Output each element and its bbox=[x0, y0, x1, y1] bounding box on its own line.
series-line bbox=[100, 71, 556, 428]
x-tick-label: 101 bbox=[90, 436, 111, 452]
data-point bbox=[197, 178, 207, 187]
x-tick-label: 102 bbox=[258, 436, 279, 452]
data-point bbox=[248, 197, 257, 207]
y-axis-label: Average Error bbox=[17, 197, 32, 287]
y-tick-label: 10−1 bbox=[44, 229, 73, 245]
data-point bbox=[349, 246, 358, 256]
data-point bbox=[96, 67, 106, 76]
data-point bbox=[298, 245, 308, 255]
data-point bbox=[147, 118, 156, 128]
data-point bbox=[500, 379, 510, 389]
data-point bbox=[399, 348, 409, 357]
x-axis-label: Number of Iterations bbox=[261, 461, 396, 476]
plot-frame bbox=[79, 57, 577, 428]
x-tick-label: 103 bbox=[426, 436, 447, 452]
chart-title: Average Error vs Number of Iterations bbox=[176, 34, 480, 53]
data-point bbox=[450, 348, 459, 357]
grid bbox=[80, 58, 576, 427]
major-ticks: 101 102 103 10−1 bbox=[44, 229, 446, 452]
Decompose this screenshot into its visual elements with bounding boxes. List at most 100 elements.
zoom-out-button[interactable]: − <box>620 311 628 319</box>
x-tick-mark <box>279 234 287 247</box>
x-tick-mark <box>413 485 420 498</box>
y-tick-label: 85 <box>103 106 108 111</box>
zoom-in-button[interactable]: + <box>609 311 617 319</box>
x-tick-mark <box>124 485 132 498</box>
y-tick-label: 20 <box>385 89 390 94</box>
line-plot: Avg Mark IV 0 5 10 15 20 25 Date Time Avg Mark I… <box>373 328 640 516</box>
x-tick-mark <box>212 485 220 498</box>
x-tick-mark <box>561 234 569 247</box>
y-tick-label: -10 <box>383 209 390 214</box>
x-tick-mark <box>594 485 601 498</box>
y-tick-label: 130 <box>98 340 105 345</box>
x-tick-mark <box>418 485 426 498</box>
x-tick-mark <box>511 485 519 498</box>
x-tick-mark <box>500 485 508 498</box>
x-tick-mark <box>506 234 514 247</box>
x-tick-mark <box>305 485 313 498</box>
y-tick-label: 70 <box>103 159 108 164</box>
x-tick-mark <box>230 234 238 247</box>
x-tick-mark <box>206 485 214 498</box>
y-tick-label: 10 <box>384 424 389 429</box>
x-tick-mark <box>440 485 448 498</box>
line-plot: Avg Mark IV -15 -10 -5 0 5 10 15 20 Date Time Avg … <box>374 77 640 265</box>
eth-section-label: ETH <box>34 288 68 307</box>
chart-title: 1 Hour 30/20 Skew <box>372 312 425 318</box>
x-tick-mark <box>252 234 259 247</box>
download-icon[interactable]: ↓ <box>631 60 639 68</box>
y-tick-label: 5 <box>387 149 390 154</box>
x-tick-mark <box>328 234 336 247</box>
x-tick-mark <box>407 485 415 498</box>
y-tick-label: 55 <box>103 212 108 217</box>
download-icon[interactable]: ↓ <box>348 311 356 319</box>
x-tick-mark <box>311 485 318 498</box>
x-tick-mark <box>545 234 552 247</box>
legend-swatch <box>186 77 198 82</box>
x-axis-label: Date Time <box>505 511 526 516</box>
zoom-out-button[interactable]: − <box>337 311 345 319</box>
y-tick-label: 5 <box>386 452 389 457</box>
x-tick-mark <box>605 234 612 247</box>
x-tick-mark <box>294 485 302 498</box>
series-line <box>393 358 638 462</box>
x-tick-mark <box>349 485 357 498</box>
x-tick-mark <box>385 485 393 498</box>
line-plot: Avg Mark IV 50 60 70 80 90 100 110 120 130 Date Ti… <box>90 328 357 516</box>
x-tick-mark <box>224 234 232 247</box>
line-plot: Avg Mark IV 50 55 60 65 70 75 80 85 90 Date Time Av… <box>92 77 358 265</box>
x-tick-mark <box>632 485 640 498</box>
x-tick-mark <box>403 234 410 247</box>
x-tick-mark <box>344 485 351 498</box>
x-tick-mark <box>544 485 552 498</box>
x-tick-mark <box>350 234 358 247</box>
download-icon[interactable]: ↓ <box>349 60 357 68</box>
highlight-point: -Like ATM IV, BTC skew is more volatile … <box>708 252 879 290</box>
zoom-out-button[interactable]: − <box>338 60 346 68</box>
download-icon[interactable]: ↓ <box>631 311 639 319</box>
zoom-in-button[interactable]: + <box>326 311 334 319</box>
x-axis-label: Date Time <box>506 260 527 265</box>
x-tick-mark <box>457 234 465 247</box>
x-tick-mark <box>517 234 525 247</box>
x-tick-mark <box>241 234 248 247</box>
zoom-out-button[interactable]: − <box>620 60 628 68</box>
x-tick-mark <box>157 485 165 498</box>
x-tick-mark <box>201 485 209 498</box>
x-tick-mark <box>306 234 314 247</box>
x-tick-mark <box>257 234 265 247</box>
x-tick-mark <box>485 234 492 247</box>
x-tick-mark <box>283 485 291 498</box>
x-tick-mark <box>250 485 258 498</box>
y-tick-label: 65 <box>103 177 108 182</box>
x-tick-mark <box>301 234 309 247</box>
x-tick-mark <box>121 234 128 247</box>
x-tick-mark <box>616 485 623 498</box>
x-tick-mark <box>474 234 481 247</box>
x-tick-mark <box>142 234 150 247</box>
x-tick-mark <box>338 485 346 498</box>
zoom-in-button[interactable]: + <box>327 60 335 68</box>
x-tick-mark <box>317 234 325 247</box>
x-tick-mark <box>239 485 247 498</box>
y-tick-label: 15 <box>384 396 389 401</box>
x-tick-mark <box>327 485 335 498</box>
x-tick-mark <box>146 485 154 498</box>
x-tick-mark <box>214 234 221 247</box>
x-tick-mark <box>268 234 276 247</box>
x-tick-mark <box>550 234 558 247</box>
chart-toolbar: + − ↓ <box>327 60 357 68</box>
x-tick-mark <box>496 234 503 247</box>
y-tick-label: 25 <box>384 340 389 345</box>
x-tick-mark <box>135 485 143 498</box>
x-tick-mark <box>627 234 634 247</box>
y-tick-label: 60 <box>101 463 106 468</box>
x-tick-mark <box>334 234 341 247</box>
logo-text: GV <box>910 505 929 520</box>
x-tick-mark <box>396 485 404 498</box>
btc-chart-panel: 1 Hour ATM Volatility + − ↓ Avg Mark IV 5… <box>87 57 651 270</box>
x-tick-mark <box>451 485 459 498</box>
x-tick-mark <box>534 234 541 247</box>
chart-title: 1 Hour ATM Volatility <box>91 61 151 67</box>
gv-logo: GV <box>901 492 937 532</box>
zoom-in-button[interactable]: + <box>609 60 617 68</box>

> _할 일_
위의 기록 전체에서 "data-point"를 모두 "marker"로 바꾸세요. 나머지는 하나도 고치지 말고 모든 줄을 다시 적으세요.

> _답_
Output each element and its bbox=[x0, y0, x1, y1] bounding box on its own line.
series-line bbox=[100, 71, 556, 428]
x-tick-label: 101 bbox=[90, 436, 111, 452]
marker bbox=[197, 178, 207, 187]
x-tick-label: 102 bbox=[258, 436, 279, 452]
marker bbox=[248, 197, 257, 207]
y-axis-label: Average Error bbox=[17, 197, 32, 287]
y-tick-label: 10−1 bbox=[44, 229, 73, 245]
marker bbox=[349, 246, 358, 256]
marker bbox=[96, 67, 106, 76]
marker bbox=[298, 245, 308, 255]
marker bbox=[147, 118, 156, 128]
marker bbox=[500, 379, 510, 389]
marker bbox=[399, 348, 409, 357]
x-axis-label: Number of Iterations bbox=[261, 461, 396, 476]
plot-frame bbox=[79, 57, 577, 428]
x-tick-label: 103 bbox=[426, 436, 447, 452]
chart-title: Average Error vs Number of Iterations bbox=[176, 34, 480, 53]
marker bbox=[450, 348, 459, 357]
grid bbox=[80, 58, 576, 427]
major-ticks: 101 102 103 10−1 bbox=[44, 229, 446, 452]
Decompose this screenshot into its visual elements with bounding boxes. List at most 100 elements.
zoom-out-button[interactable]: − <box>620 311 628 319</box>
x-tick-mark <box>279 234 287 247</box>
x-tick-mark <box>413 485 420 498</box>
y-tick-label: 85 <box>103 106 108 111</box>
zoom-in-button[interactable]: + <box>609 311 617 319</box>
x-tick-mark <box>124 485 132 498</box>
y-tick-label: 20 <box>385 89 390 94</box>
line-plot: Avg Mark IV 0 5 10 15 20 25 Date Time Avg Mark I… <box>373 328 640 516</box>
x-tick-mark <box>212 485 220 498</box>
x-tick-mark <box>561 234 569 247</box>
y-tick-label: -10 <box>383 209 390 214</box>
x-tick-mark <box>594 485 601 498</box>
y-tick-label: 130 <box>98 340 105 345</box>
x-tick-mark <box>418 485 426 498</box>
x-tick-mark <box>511 485 519 498</box>
x-tick-mark <box>500 485 508 498</box>
x-tick-mark <box>506 234 514 247</box>
x-tick-mark <box>305 485 313 498</box>
y-tick-label: 70 <box>103 159 108 164</box>
x-tick-mark <box>230 234 238 247</box>
x-tick-mark <box>206 485 214 498</box>
y-tick-label: 10 <box>384 424 389 429</box>
x-tick-mark <box>440 485 448 498</box>
line-plot: Avg Mark IV -15 -10 -5 0 5 10 15 20 Date Time Avg … <box>374 77 640 265</box>
eth-section-label: ETH <box>34 288 68 307</box>
chart-title: 1 Hour 30/20 Skew <box>372 312 425 318</box>
x-tick-mark <box>252 234 259 247</box>
download-icon[interactable]: ↓ <box>631 60 639 68</box>
y-tick-label: 5 <box>387 149 390 154</box>
x-tick-mark <box>328 234 336 247</box>
x-tick-mark <box>407 485 415 498</box>
y-tick-label: 55 <box>103 212 108 217</box>
download-icon[interactable]: ↓ <box>348 311 356 319</box>
x-tick-mark <box>311 485 318 498</box>
x-tick-mark <box>545 234 552 247</box>
legend-swatch <box>186 77 198 82</box>
x-axis-label: Date Time <box>505 511 526 516</box>
zoom-out-button[interactable]: − <box>337 311 345 319</box>
y-tick-label: 5 <box>386 452 389 457</box>
x-tick-mark <box>605 234 612 247</box>
x-tick-mark <box>294 485 302 498</box>
series-line <box>393 358 638 462</box>
x-tick-mark <box>349 485 357 498</box>
x-tick-mark <box>385 485 393 498</box>
line-plot: Avg Mark IV 50 60 70 80 90 100 110 120 130 Date Ti… <box>90 328 357 516</box>
x-tick-mark <box>224 234 232 247</box>
line-plot: Avg Mark IV 50 55 60 65 70 75 80 85 90 Date Time Av… <box>92 77 358 265</box>
x-tick-mark <box>632 485 640 498</box>
x-tick-mark <box>403 234 410 247</box>
x-tick-mark <box>344 485 351 498</box>
x-tick-mark <box>544 485 552 498</box>
x-tick-mark <box>350 234 358 247</box>
download-icon[interactable]: ↓ <box>349 60 357 68</box>
highlight-point: -Like ATM IV, BTC skew is more volatile … <box>708 252 879 290</box>
zoom-out-button[interactable]: − <box>338 60 346 68</box>
download-icon[interactable]: ↓ <box>631 311 639 319</box>
zoom-in-button[interactable]: + <box>326 311 334 319</box>
x-axis-label: Date Time <box>506 260 527 265</box>
x-tick-mark <box>457 234 465 247</box>
x-tick-mark <box>517 234 525 247</box>
x-tick-mark <box>241 234 248 247</box>
zoom-out-button[interactable]: − <box>620 60 628 68</box>
x-tick-mark <box>157 485 165 498</box>
x-tick-mark <box>201 485 209 498</box>
x-tick-mark <box>306 234 314 247</box>
x-tick-mark <box>257 234 265 247</box>
x-tick-mark <box>485 234 492 247</box>
x-tick-mark <box>283 485 291 498</box>
x-tick-mark <box>250 485 258 498</box>
y-tick-label: 65 <box>103 177 108 182</box>
x-tick-mark <box>301 234 309 247</box>
x-tick-mark <box>121 234 128 247</box>
x-tick-mark <box>616 485 623 498</box>
x-tick-mark <box>474 234 481 247</box>
x-tick-mark <box>142 234 150 247</box>
x-tick-mark <box>338 485 346 498</box>
zoom-in-button[interactable]: + <box>327 60 335 68</box>
x-tick-mark <box>317 234 325 247</box>
x-tick-mark <box>239 485 247 498</box>
y-tick-label: 15 <box>384 396 389 401</box>
x-tick-mark <box>327 485 335 498</box>
x-tick-mark <box>146 485 154 498</box>
x-tick-mark <box>214 234 221 247</box>
x-tick-mark <box>268 234 276 247</box>
x-tick-mark <box>550 234 558 247</box>
chart-toolbar: + − ↓ <box>327 60 357 68</box>
x-tick-mark <box>496 234 503 247</box>
y-tick-label: 25 <box>384 340 389 345</box>
x-tick-mark <box>135 485 143 498</box>
x-tick-mark <box>627 234 634 247</box>
y-tick-label: 60 <box>101 463 106 468</box>
x-tick-mark <box>334 234 341 247</box>
logo-text: GV <box>910 505 929 520</box>
x-tick-mark <box>396 485 404 498</box>
btc-chart-panel: 1 Hour ATM Volatility + − ↓ Avg Mark IV 5… <box>87 57 651 270</box>
x-tick-mark <box>451 485 459 498</box>
x-tick-mark <box>534 234 541 247</box>
chart-title: 1 Hour ATM Volatility <box>91 61 151 67</box>
gv-logo: GV <box>901 492 937 532</box>
zoom-in-button[interactable]: + <box>609 60 617 68</box>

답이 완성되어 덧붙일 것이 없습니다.